* [TASK]: Retype all material exactly. Pictures stay out of the copy.
>>>
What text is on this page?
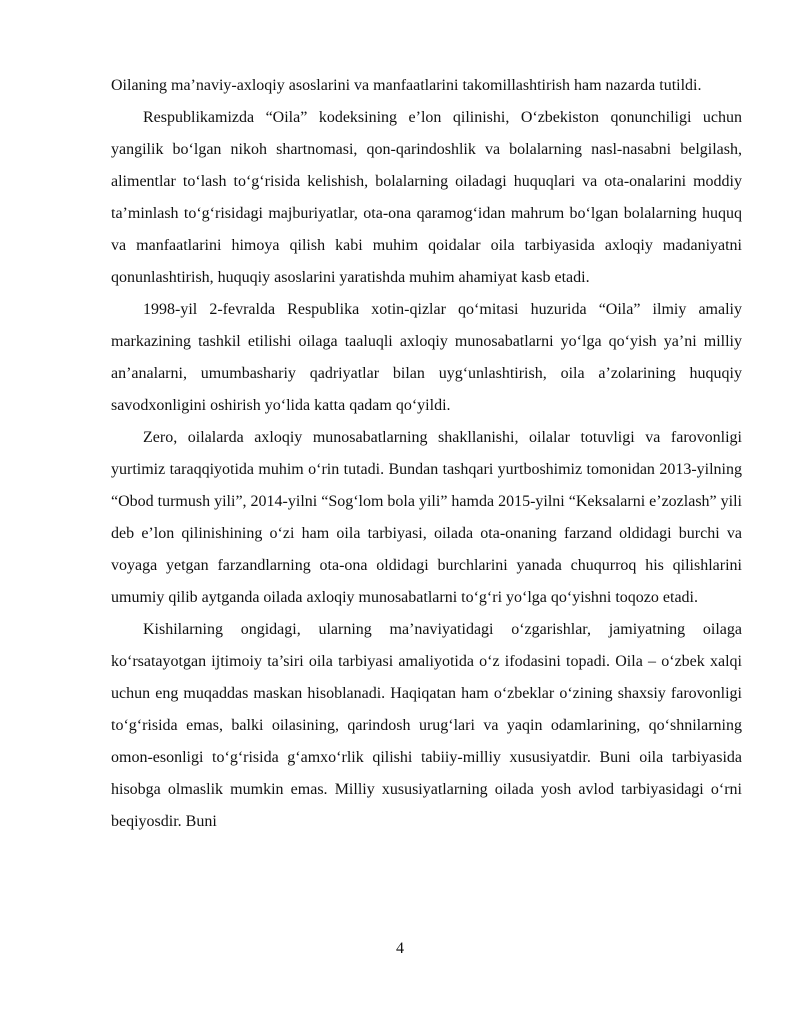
Oilaning ma’naviy-axloqiy asoslarini va manfaatlarini takomillashtirish ham nazarda tutildi.

Respublikamizda “Oila” kodeksining e’lon qilinishi, O‘zbekiston qonunchiligi uchun yangilik bo‘lgan nikoh shartnomasi, qon-qarindoshlik va bolalarning nasl-nasabni belgilash, alimentlar to‘lash to‘g‘risida kelishish, bolalarning oiladagi huquqlari va ota-onalarini moddiy ta’minlash to‘g‘risidagi majburiyatlar, ota-ona qaramog‘idan mahrum bo‘lgan bolalarning huquq va manfaatlarini himoya qilish kabi muhim qoidalar oila tarbiyasida axloqiy madaniyatni qonunlashtirish, huquqiy asoslarini yaratishda muhim ahamiyat kasb etadi.

1998-yil 2-fevralda Respublika xotin-qizlar qo‘mitasi huzurida “Oila” ilmiy amaliy markazining tashkil etilishi oilaga taaluqli axloqiy munosabatlarni yo‘lga qo‘yish ya’ni milliy an’analarni, umumbashariy qadriyatlar bilan uyg‘unlashtirish, oila a’zolarining huquqiy savodxonligini oshirish yo‘lida katta qadam qo‘yildi.

Zero, oilalarda axloqiy munosabatlarning shakllanishi, oilalar totuvligi va farovonligi yurtimiz taraqqiyotida muhim o‘rin tutadi. Bundan tashqari yurtboshimiz tomonidan 2013-yilning “Obod turmush yili”, 2014-yilni “Sog‘lom bola yili” hamda 2015-yilni “Keksalarni e’zozlash” yili deb e’lon qilinishining o‘zi ham oila tarbiyasi, oilada ota-onaning farzand oldidagi burchi va voyaga yetgan farzandlarning ota-ona oldidagi burchlarini yanada chuqurroq his qilishlarini umumiy qilib aytganda oilada axloqiy munosabatlarni to‘g‘ri yo‘lga qo‘yishni toqozo etadi.

Kishilarning ongidagi, ularning ma’naviyatidagi o‘zgarishlar, jamiyatning oilaga ko‘rsatayotgan ijtimoiy ta’siri oila tarbiyasi amaliyotida o‘z ifodasini topadi. Oila – o‘zbek xalqi uchun eng muqaddas maskan hisoblanadi. Haqiqatan ham o‘zbeklar o‘zining shaxsiy farovonligi to‘g‘risida emas, balki oilasining, qarindosh urug‘lari va yaqin odamlarining, qo‘shnilarning omon-esonligi to‘g‘risida g‘amxo‘rlik qilishi tabiiy-milliy xususiyatdir. Buni oila tarbiyasida hisobga olmaslik mumkin emas. Milliy xususiyatlarning oilada yosh avlod tarbiyasidagi o‘rni beqiyosdir. Buni

4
<<<
* [WRITTEN RESPONSE]:
What text is on this page?
Oilaning ma’naviy-axloqiy asoslarini va manfaatlarini takomillashtirish ham nazarda tutildi.

Respublikamizda “Oila” kodeksining e’lon qilinishi, O‘zbekiston qonunchiligi uchun yangilik bo‘lgan nikoh shartnomasi, qon-qarindoshlik va bolalarning nasl-nasabni belgilash, alimentlar to‘lash to‘g‘risida kelishish, bolalarning oiladagi huquqlari va ota-onalarini moddiy ta’minlash to‘g‘risidagi majburiyatlar, ota-ona qaramog‘idan mahrum bo‘lgan bolalarning huquq va manfaatlarini himoya qilish kabi muhim qoidalar oila tarbiyasida axloqiy madaniyatni qonunlashtirish, huquqiy asoslarini yaratishda muhim ahamiyat kasb etadi.

1998-yil 2-fevralda Respublika xotin-qizlar qo‘mitasi huzurida “Oila” ilmiy amaliy markazining tashkil etilishi oilaga taaluqli axloqiy munosabatlarni yo‘lga qo‘yish ya’ni milliy an’analarni, umumbashariy qadriyatlar bilan uyg‘unlashtirish, oila a’zolarining huquqiy savodxonligini oshirish yo‘lida katta qadam qo‘yildi.

Zero, oilalarda axloqiy munosabatlarning shakllanishi, oilalar totuvligi va farovonligi yurtimiz taraqqiyotida muhim o‘rin tutadi. Bundan tashqari yurtboshimiz tomonidan 2013-yilning “Obod turmush yili”, 2014-yilni “Sog‘lom bola yili” hamda 2015-yilni “Keksalarni e’zozlash” yili deb e’lon qilinishining o‘zi ham oila tarbiyasi, oilada ota-onaning farzand oldidagi burchi va voyaga yetgan farzandlarning ota-ona oldidagi burchlarini yanada chuqurroq his qilishlarini umumiy qilib aytganda oilada axloqiy munosabatlarni to‘g‘ri yo‘lga qo‘yishni toqozo etadi.

Kishilarning ongidagi, ularning ma’naviyatidagi o‘zgarishlar, jamiyatning oilaga ko‘rsatayotgan ijtimoiy ta’siri oila tarbiyasi amaliyotida o‘z ifodasini topadi. Oila – o‘zbek xalqi uchun eng muqaddas maskan hisoblanadi. Haqiqatan ham o‘zbeklar o‘zining shaxsiy farovonligi to‘g‘risida emas, balki oilasining, qarindosh urug‘lari va yaqin odamlarining, qo‘shnilarning omon-esonligi to‘g‘risida g‘amxo‘rlik qilishi tabiiy-milliy xususiyatdir. Buni oila tarbiyasida hisobga olmaslik mumkin emas. Milliy xususiyatlarning oilada yosh avlod tarbiyasidagi o‘rni beqiyosdir. Buni

4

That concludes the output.